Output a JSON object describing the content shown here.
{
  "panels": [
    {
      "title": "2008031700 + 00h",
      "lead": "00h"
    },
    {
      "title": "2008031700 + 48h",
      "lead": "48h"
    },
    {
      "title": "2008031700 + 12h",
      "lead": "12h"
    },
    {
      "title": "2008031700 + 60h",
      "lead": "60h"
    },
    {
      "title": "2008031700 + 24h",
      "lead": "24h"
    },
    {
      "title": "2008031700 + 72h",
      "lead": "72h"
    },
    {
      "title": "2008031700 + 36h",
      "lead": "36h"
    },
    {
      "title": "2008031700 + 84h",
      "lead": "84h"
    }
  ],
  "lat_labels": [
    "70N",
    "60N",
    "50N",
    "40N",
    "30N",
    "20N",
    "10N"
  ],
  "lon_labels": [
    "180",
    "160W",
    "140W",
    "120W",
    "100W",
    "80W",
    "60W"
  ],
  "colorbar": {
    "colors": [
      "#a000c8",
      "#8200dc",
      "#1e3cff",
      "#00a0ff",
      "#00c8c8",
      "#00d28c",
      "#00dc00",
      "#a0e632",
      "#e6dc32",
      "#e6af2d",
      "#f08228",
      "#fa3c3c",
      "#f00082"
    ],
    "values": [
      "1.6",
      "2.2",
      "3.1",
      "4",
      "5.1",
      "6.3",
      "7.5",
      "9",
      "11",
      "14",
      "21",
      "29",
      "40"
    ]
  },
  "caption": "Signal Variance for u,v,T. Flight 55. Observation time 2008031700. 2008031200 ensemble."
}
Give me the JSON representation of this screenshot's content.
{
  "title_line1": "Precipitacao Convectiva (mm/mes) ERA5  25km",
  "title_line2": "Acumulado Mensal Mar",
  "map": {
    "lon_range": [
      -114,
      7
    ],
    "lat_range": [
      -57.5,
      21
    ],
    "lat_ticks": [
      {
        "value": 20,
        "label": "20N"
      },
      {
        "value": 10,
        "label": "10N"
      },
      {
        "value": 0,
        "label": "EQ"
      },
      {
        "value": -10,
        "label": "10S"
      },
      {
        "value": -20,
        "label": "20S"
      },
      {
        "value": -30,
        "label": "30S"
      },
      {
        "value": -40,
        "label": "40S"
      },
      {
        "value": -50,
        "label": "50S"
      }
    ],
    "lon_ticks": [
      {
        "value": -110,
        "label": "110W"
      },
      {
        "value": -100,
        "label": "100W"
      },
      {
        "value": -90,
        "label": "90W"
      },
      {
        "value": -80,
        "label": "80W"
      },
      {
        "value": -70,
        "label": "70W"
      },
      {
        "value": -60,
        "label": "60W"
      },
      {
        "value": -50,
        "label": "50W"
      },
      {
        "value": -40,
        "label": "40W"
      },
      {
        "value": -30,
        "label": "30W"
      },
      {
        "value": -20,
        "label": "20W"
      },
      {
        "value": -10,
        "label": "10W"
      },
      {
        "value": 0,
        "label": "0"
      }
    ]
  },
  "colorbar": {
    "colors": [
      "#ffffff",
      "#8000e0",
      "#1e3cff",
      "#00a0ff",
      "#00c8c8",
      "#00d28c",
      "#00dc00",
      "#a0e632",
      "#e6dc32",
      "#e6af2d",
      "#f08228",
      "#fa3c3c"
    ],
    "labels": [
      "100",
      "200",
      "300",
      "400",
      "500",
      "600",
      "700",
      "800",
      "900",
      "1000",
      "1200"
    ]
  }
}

= = = =

Objective:
Please reproduce all of the entries exactly as they stand.

Expected output:
Output a JSON object describing the content shown here.
{
  "panels": [
    {
      "title": "2008031700 + 00h",
      "lead": "00h"
    },
    {
      "title": "2008031700 + 48h",
      "lead": "48h"
    },
    {
      "title": "2008031700 + 12h",
      "lead": "12h"
    },
    {
      "title": "2008031700 + 60h",
      "lead": "60h"
    },
    {
      "title": "2008031700 + 24h",
      "lead": "24h"
    },
    {
      "title": "2008031700 + 72h",
      "lead": "72h"
    },
    {
      "title": "2008031700 + 36h",
      "lead": "36h"
    },
    {
      "title": "2008031700 + 84h",
      "lead": "84h"
    }
  ],
  "lat_labels": [
    "70N",
    "60N",
    "50N",
    "40N",
    "30N",
    "20N",
    "10N"
  ],
  "lon_labels": [
    "180",
    "160W",
    "140W",
    "120W",
    "100W",
    "80W",
    "60W"
  ],
  "colorbar": {
    "colors": [
      "#a000c8",
      "#8200dc",
      "#1e3cff",
      "#00a0ff",
      "#00c8c8",
      "#00d28c",
      "#00dc00",
      "#a0e632",
      "#e6dc32",
      "#e6af2d",
      "#f08228",
      "#fa3c3c",
      "#f00082"
    ],
    "values": [
      "1.6",
      "2.2",
      "3.1",
      "4",
      "5.1",
      "6.3",
      "7.5",
      "9",
      "11",
      "14",
      "21",
      "29",
      "40"
    ]
  },
  "caption": "Signal Variance for u,v,T. Flight 55. Observation time 2008031700. 2008031200 ensemble."
}
Give me the JSON representation of this screenshot's content.
{
  "title_line1": "Precipitacao Convectiva (mm/mes) ERA5  25km",
  "title_line2": "Acumulado Mensal Mar",
  "map": {
    "lon_range": [
      -114,
      7
    ],
    "lat_range": [
      -57.5,
      21
    ],
    "lat_ticks": [
      {
        "value": 20,
        "label": "20N"
      },
      {
        "value": 10,
        "label": "10N"
      },
      {
        "value": 0,
        "label": "EQ"
      },
      {
        "value": -10,
        "label": "10S"
      },
      {
        "value": -20,
        "label": "20S"
      },
      {
        "value": -30,
        "label": "30S"
      },
      {
        "value": -40,
        "label": "40S"
      },
      {
        "value": -50,
        "label": "50S"
      }
    ],
    "lon_ticks": [
      {
        "value": -110,
        "label": "110W"
      },
      {
        "value": -100,
        "label": "100W"
      },
      {
        "value": -90,
        "label": "90W"
      },
      {
        "value": -80,
        "label": "80W"
      },
      {
        "value": -70,
        "label": "70W"
      },
      {
        "value": -60,
        "label": "60W"
      },
      {
        "value": -50,
        "label": "50W"
      },
      {
        "value": -40,
        "label": "40W"
      },
      {
        "value": -30,
        "label": "30W"
      },
      {
        "value": -20,
        "label": "20W"
      },
      {
        "value": -10,
        "label": "10W"
      },
      {
        "value": 0,
        "label": "0"
      }
    ]
  },
  "colorbar": {
    "colors": [
      "#ffffff",
      "#8000e0",
      "#1e3cff",
      "#00a0ff",
      "#00c8c8",
      "#00d28c",
      "#00dc00",
      "#a0e632",
      "#e6dc32",
      "#e6af2d",
      "#f08228",
      "#fa3c3c"
    ],
    "labels": [
      "100",
      "200",
      "300",
      "400",
      "500",
      "600",
      "700",
      "800",
      "900",
      "1000",
      "1200"
    ]
  }
}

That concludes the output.